GIVEN TASK: Reproduce every one of the lines below without any alteration.

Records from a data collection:
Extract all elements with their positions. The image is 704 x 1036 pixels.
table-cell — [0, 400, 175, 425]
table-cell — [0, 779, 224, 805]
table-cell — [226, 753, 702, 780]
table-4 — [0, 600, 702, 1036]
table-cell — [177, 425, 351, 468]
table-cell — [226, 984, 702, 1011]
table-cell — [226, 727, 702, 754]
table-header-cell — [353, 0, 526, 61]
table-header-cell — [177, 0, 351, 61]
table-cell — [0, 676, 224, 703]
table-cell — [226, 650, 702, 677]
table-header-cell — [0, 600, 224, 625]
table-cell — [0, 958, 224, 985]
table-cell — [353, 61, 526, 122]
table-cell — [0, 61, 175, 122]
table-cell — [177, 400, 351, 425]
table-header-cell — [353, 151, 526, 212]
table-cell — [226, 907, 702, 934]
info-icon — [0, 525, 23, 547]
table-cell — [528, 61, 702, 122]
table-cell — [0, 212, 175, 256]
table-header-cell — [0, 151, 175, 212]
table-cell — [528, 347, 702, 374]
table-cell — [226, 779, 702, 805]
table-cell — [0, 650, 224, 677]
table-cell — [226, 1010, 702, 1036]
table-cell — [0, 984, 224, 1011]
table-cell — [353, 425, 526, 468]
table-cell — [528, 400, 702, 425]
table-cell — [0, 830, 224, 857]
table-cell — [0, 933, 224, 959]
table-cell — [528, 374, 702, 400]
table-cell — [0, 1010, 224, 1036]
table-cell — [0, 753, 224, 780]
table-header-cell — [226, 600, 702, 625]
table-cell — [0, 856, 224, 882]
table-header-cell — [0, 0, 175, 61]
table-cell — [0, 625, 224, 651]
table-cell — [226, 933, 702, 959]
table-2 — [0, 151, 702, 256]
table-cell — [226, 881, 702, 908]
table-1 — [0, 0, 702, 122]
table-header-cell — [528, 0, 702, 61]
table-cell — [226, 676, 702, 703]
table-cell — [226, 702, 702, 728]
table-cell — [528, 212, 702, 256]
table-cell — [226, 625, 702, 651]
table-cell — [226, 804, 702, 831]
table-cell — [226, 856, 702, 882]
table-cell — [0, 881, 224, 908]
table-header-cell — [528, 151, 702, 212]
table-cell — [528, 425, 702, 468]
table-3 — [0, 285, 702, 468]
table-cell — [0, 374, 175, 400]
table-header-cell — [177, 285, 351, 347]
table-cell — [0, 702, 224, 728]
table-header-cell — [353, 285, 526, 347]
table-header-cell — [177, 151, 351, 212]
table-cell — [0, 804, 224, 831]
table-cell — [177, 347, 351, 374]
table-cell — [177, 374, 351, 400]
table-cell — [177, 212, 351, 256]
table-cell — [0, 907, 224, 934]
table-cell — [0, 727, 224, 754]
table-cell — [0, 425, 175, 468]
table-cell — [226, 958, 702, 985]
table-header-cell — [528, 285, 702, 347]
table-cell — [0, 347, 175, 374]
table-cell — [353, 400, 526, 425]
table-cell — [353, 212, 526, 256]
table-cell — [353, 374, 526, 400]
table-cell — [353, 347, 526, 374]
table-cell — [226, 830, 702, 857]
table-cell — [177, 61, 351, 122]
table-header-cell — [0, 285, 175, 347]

RESULT OF THE TASK:
Extract all elements with their positions. The image is 704 x 1036 pixels.
table-cell — [0, 400, 175, 425]
table-cell — [0, 779, 224, 805]
table-cell — [226, 753, 702, 780]
table-4 — [0, 600, 702, 1036]
table-cell — [177, 425, 351, 468]
table-cell — [226, 984, 702, 1011]
table-cell — [226, 727, 702, 754]
table-header-cell — [353, 0, 526, 61]
table-header-cell — [177, 0, 351, 61]
table-cell — [0, 676, 224, 703]
table-cell — [226, 650, 702, 677]
table-header-cell — [0, 600, 224, 625]
table-cell — [0, 958, 224, 985]
table-cell — [353, 61, 526, 122]
table-cell — [0, 61, 175, 122]
table-cell — [177, 400, 351, 425]
table-header-cell — [353, 151, 526, 212]
table-cell — [226, 907, 702, 934]
info-icon — [0, 525, 23, 547]
table-cell — [528, 61, 702, 122]
table-cell — [0, 212, 175, 256]
table-header-cell — [0, 151, 175, 212]
table-cell — [528, 347, 702, 374]
table-cell — [226, 779, 702, 805]
table-cell — [0, 650, 224, 677]
table-cell — [226, 1010, 702, 1036]
table-cell — [0, 984, 224, 1011]
table-cell — [353, 425, 526, 468]
table-cell — [528, 400, 702, 425]
table-cell — [0, 830, 224, 857]
table-cell — [0, 933, 224, 959]
table-cell — [528, 374, 702, 400]
table-cell — [0, 1010, 224, 1036]
table-cell — [0, 753, 224, 780]
table-header-cell — [226, 600, 702, 625]
table-cell — [0, 856, 224, 882]
table-header-cell — [0, 0, 175, 61]
table-cell — [0, 625, 224, 651]
table-cell — [226, 933, 702, 959]
table-2 — [0, 151, 702, 256]
table-cell — [226, 881, 702, 908]
table-1 — [0, 0, 702, 122]
table-header-cell — [528, 0, 702, 61]
table-cell — [226, 676, 702, 703]
table-cell — [226, 702, 702, 728]
table-cell — [528, 212, 702, 256]
table-cell — [226, 625, 702, 651]
table-cell — [226, 804, 702, 831]
table-cell — [226, 856, 702, 882]
table-cell — [0, 881, 224, 908]
table-header-cell — [528, 151, 702, 212]
table-cell — [528, 425, 702, 468]
table-3 — [0, 285, 702, 468]
table-cell — [0, 374, 175, 400]
table-header-cell — [177, 285, 351, 347]
table-cell — [0, 702, 224, 728]
table-header-cell — [353, 285, 526, 347]
table-header-cell — [177, 151, 351, 212]
table-cell — [0, 804, 224, 831]
table-cell — [177, 347, 351, 374]
table-cell — [177, 374, 351, 400]
table-cell — [177, 212, 351, 256]
table-cell — [0, 907, 224, 934]
table-cell — [0, 727, 224, 754]
table-cell — [0, 425, 175, 468]
table-cell — [226, 958, 702, 985]
table-header-cell — [528, 285, 702, 347]
table-cell — [0, 347, 175, 374]
table-cell — [353, 400, 526, 425]
table-cell — [353, 212, 526, 256]
table-cell — [353, 374, 526, 400]
table-cell — [353, 347, 526, 374]
table-cell — [226, 830, 702, 857]
table-cell — [177, 61, 351, 122]
table-header-cell — [0, 285, 175, 347]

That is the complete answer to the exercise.